** STATED PROBLEM **
Word for word, restate every line of the material.
## Start DATASET RECORDS
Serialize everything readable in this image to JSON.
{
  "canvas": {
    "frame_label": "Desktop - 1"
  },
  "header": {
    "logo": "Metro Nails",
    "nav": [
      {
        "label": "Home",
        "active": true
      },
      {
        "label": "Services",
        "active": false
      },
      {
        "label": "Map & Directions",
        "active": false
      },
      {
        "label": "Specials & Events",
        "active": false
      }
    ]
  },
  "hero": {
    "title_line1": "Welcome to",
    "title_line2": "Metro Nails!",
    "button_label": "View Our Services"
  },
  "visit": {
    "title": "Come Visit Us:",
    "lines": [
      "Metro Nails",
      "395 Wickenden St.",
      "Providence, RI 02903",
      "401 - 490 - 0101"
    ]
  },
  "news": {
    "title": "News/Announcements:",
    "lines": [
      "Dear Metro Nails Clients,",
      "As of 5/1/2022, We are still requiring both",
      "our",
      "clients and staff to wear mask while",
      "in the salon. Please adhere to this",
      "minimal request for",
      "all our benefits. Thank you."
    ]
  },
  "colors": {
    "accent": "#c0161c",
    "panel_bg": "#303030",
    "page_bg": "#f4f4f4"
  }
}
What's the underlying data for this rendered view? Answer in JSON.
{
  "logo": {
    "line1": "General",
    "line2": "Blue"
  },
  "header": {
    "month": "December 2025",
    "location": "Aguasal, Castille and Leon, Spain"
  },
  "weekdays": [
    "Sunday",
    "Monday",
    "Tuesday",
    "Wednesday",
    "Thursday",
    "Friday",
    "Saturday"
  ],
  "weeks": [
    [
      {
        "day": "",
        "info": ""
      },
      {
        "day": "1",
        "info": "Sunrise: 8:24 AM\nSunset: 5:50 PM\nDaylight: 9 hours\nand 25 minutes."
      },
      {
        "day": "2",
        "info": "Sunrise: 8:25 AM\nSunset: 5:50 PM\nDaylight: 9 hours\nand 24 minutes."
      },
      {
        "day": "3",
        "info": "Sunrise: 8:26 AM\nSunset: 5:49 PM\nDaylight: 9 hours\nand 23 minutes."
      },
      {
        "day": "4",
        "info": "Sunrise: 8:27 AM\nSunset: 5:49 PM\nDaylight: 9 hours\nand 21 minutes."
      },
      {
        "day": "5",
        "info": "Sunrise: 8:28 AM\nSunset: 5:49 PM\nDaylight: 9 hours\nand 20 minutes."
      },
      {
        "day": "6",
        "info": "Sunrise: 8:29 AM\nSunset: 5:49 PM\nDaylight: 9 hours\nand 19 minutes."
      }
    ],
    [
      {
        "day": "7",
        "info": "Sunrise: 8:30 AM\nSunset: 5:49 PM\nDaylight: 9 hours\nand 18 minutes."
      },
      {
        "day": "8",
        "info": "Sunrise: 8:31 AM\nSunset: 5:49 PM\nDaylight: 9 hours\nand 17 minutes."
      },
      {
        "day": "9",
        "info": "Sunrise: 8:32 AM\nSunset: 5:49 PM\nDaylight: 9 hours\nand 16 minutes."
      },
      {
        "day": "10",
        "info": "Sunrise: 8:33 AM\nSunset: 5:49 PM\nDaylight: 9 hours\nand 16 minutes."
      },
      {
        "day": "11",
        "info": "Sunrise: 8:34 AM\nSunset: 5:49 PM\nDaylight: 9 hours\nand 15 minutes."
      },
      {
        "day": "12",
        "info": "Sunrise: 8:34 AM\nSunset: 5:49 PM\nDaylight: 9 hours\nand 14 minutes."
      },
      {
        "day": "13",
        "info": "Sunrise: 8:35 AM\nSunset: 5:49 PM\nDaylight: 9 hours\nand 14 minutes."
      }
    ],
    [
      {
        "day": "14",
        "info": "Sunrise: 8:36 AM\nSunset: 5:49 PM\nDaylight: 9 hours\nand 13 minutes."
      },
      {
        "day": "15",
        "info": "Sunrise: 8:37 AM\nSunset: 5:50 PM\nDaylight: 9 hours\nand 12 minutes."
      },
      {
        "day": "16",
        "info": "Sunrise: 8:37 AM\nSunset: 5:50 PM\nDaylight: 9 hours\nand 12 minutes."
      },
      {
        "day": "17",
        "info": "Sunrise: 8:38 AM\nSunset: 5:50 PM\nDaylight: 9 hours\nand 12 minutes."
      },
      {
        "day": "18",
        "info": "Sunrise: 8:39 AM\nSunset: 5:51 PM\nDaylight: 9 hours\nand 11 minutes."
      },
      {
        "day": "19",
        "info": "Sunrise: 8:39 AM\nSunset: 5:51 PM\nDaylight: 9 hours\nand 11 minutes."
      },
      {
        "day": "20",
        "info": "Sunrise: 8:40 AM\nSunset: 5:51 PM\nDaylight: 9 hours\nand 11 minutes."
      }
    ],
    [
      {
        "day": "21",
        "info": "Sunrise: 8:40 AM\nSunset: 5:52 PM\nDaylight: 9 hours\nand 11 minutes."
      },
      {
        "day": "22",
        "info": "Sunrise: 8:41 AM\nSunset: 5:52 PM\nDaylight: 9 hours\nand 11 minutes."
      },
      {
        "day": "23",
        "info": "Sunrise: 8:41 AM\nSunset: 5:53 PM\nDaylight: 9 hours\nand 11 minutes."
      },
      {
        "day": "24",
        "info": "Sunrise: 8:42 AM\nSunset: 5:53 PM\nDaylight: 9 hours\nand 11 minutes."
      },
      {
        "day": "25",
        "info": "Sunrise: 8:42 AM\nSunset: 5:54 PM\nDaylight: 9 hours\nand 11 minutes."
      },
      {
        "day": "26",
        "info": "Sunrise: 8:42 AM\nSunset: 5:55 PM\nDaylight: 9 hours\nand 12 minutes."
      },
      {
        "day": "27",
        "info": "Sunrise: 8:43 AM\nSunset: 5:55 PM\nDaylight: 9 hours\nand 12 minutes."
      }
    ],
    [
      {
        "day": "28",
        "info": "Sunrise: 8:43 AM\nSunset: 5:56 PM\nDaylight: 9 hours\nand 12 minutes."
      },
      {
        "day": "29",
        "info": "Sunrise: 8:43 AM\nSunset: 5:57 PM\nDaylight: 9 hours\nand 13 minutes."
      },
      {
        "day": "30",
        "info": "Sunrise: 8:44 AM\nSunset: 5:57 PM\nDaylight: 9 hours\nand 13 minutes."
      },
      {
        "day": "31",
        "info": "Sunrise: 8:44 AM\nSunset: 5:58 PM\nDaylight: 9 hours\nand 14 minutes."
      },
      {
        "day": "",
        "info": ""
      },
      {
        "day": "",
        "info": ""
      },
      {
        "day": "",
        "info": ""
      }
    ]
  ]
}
## End DATASET RECORDS
** TASK SOLUTION **
Serialize everything readable in this image to JSON.
{
  "canvas": {
    "frame_label": "Desktop - 1"
  },
  "header": {
    "logo": "Metro Nails",
    "nav": [
      {
        "label": "Home",
        "active": true
      },
      {
        "label": "Services",
        "active": false
      },
      {
        "label": "Map & Directions",
        "active": false
      },
      {
        "label": "Specials & Events",
        "active": false
      }
    ]
  },
  "hero": {
    "title_line1": "Welcome to",
    "title_line2": "Metro Nails!",
    "button_label": "View Our Services"
  },
  "visit": {
    "title": "Come Visit Us:",
    "lines": [
      "Metro Nails",
      "395 Wickenden St.",
      "Providence, RI 02903",
      "401 - 490 - 0101"
    ]
  },
  "news": {
    "title": "News/Announcements:",
    "lines": [
      "Dear Metro Nails Clients,",
      "As of 5/1/2022, We are still requiring both",
      "our",
      "clients and staff to wear mask while",
      "in the salon. Please adhere to this",
      "minimal request for",
      "all our benefits. Thank you."
    ]
  },
  "colors": {
    "accent": "#c0161c",
    "panel_bg": "#303030",
    "page_bg": "#f4f4f4"
  }
}
What's the underlying data for this rendered view? Answer in JSON.
{
  "logo": {
    "line1": "General",
    "line2": "Blue"
  },
  "header": {
    "month": "December 2025",
    "location": "Aguasal, Castille and Leon, Spain"
  },
  "weekdays": [
    "Sunday",
    "Monday",
    "Tuesday",
    "Wednesday",
    "Thursday",
    "Friday",
    "Saturday"
  ],
  "weeks": [
    [
      {
        "day": "",
        "info": ""
      },
      {
        "day": "1",
        "info": "Sunrise: 8:24 AM\nSunset: 5:50 PM\nDaylight: 9 hours\nand 25 minutes."
      },
      {
        "day": "2",
        "info": "Sunrise: 8:25 AM\nSunset: 5:50 PM\nDaylight: 9 hours\nand 24 minutes."
      },
      {
        "day": "3",
        "info": "Sunrise: 8:26 AM\nSunset: 5:49 PM\nDaylight: 9 hours\nand 23 minutes."
      },
      {
        "day": "4",
        "info": "Sunrise: 8:27 AM\nSunset: 5:49 PM\nDaylight: 9 hours\nand 21 minutes."
      },
      {
        "day": "5",
        "info": "Sunrise: 8:28 AM\nSunset: 5:49 PM\nDaylight: 9 hours\nand 20 minutes."
      },
      {
        "day": "6",
        "info": "Sunrise: 8:29 AM\nSunset: 5:49 PM\nDaylight: 9 hours\nand 19 minutes."
      }
    ],
    [
      {
        "day": "7",
        "info": "Sunrise: 8:30 AM\nSunset: 5:49 PM\nDaylight: 9 hours\nand 18 minutes."
      },
      {
        "day": "8",
        "info": "Sunrise: 8:31 AM\nSunset: 5:49 PM\nDaylight: 9 hours\nand 17 minutes."
      },
      {
        "day": "9",
        "info": "Sunrise: 8:32 AM\nSunset: 5:49 PM\nDaylight: 9 hours\nand 16 minutes."
      },
      {
        "day": "10",
        "info": "Sunrise: 8:33 AM\nSunset: 5:49 PM\nDaylight: 9 hours\nand 16 minutes."
      },
      {
        "day": "11",
        "info": "Sunrise: 8:34 AM\nSunset: 5:49 PM\nDaylight: 9 hours\nand 15 minutes."
      },
      {
        "day": "12",
        "info": "Sunrise: 8:34 AM\nSunset: 5:49 PM\nDaylight: 9 hours\nand 14 minutes."
      },
      {
        "day": "13",
        "info": "Sunrise: 8:35 AM\nSunset: 5:49 PM\nDaylight: 9 hours\nand 14 minutes."
      }
    ],
    [
      {
        "day": "14",
        "info": "Sunrise: 8:36 AM\nSunset: 5:49 PM\nDaylight: 9 hours\nand 13 minutes."
      },
      {
        "day": "15",
        "info": "Sunrise: 8:37 AM\nSunset: 5:50 PM\nDaylight: 9 hours\nand 12 minutes."
      },
      {
        "day": "16",
        "info": "Sunrise: 8:37 AM\nSunset: 5:50 PM\nDaylight: 9 hours\nand 12 minutes."
      },
      {
        "day": "17",
        "info": "Sunrise: 8:38 AM\nSunset: 5:50 PM\nDaylight: 9 hours\nand 12 minutes."
      },
      {
        "day": "18",
        "info": "Sunrise: 8:39 AM\nSunset: 5:51 PM\nDaylight: 9 hours\nand 11 minutes."
      },
      {
        "day": "19",
        "info": "Sunrise: 8:39 AM\nSunset: 5:51 PM\nDaylight: 9 hours\nand 11 minutes."
      },
      {
        "day": "20",
        "info": "Sunrise: 8:40 AM\nSunset: 5:51 PM\nDaylight: 9 hours\nand 11 minutes."
      }
    ],
    [
      {
        "day": "21",
        "info": "Sunrise: 8:40 AM\nSunset: 5:52 PM\nDaylight: 9 hours\nand 11 minutes."
      },
      {
        "day": "22",
        "info": "Sunrise: 8:41 AM\nSunset: 5:52 PM\nDaylight: 9 hours\nand 11 minutes."
      },
      {
        "day": "23",
        "info": "Sunrise: 8:41 AM\nSunset: 5:53 PM\nDaylight: 9 hours\nand 11 minutes."
      },
      {
        "day": "24",
        "info": "Sunrise: 8:42 AM\nSunset: 5:53 PM\nDaylight: 9 hours\nand 11 minutes."
      },
      {
        "day": "25",
        "info": "Sunrise: 8:42 AM\nSunset: 5:54 PM\nDaylight: 9 hours\nand 11 minutes."
      },
      {
        "day": "26",
        "info": "Sunrise: 8:42 AM\nSunset: 5:55 PM\nDaylight: 9 hours\nand 12 minutes."
      },
      {
        "day": "27",
        "info": "Sunrise: 8:43 AM\nSunset: 5:55 PM\nDaylight: 9 hours\nand 12 minutes."
      }
    ],
    [
      {
        "day": "28",
        "info": "Sunrise: 8:43 AM\nSunset: 5:56 PM\nDaylight: 9 hours\nand 12 minutes."
      },
      {
        "day": "29",
        "info": "Sunrise: 8:43 AM\nSunset: 5:57 PM\nDaylight: 9 hours\nand 13 minutes."
      },
      {
        "day": "30",
        "info": "Sunrise: 8:44 AM\nSunset: 5:57 PM\nDaylight: 9 hours\nand 13 minutes."
      },
      {
        "day": "31",
        "info": "Sunrise: 8:44 AM\nSunset: 5:58 PM\nDaylight: 9 hours\nand 14 minutes."
      },
      {
        "day": "",
        "info": ""
      },
      {
        "day": "",
        "info": ""
      },
      {
        "day": "",
        "info": ""
      }
    ]
  ]
}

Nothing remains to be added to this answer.